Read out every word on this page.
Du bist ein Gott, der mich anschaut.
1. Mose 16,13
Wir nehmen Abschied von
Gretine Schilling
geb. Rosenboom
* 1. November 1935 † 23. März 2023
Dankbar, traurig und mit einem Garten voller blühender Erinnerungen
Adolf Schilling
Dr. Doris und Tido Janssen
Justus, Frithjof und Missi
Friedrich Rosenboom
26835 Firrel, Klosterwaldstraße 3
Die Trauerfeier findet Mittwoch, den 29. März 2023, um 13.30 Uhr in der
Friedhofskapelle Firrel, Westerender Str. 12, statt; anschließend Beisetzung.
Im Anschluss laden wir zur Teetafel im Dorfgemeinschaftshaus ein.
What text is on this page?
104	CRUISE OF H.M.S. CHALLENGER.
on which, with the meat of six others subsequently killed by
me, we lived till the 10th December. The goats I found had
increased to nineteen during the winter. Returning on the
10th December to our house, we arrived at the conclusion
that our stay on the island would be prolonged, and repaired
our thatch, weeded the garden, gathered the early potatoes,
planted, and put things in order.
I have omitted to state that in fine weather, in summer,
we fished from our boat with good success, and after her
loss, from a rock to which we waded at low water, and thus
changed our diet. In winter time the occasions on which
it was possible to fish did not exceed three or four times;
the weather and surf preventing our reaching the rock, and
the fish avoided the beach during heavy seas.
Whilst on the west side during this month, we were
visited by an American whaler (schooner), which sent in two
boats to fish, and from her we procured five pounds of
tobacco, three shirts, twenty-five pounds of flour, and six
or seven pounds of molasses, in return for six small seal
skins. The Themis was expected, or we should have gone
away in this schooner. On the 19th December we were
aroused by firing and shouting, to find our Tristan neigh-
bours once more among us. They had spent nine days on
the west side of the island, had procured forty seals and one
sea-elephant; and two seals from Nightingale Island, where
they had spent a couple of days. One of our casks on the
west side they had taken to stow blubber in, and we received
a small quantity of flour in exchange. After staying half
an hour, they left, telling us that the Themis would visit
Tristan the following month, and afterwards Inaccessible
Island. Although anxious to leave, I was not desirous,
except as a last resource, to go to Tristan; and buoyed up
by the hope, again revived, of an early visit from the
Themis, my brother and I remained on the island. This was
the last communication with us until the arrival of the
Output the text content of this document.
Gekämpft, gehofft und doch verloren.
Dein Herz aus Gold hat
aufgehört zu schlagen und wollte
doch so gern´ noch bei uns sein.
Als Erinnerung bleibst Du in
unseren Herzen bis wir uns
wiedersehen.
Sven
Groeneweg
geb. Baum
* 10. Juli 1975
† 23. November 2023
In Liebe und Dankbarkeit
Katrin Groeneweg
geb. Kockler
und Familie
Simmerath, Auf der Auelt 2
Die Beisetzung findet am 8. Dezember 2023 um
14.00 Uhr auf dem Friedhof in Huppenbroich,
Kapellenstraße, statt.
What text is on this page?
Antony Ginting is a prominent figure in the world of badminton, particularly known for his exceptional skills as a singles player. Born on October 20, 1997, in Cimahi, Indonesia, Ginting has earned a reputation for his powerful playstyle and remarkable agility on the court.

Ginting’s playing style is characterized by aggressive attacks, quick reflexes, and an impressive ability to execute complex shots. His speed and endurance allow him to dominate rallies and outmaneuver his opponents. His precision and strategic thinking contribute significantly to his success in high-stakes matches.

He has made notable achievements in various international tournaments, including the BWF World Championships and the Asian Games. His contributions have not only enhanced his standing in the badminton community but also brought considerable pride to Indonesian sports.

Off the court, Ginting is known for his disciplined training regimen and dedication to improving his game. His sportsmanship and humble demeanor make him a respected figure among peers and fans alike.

What you should do
Show every line that contains the word "spent".

Output
bours once more among us. They had spent nine days on
they had spent a couple of days. One of our casks on the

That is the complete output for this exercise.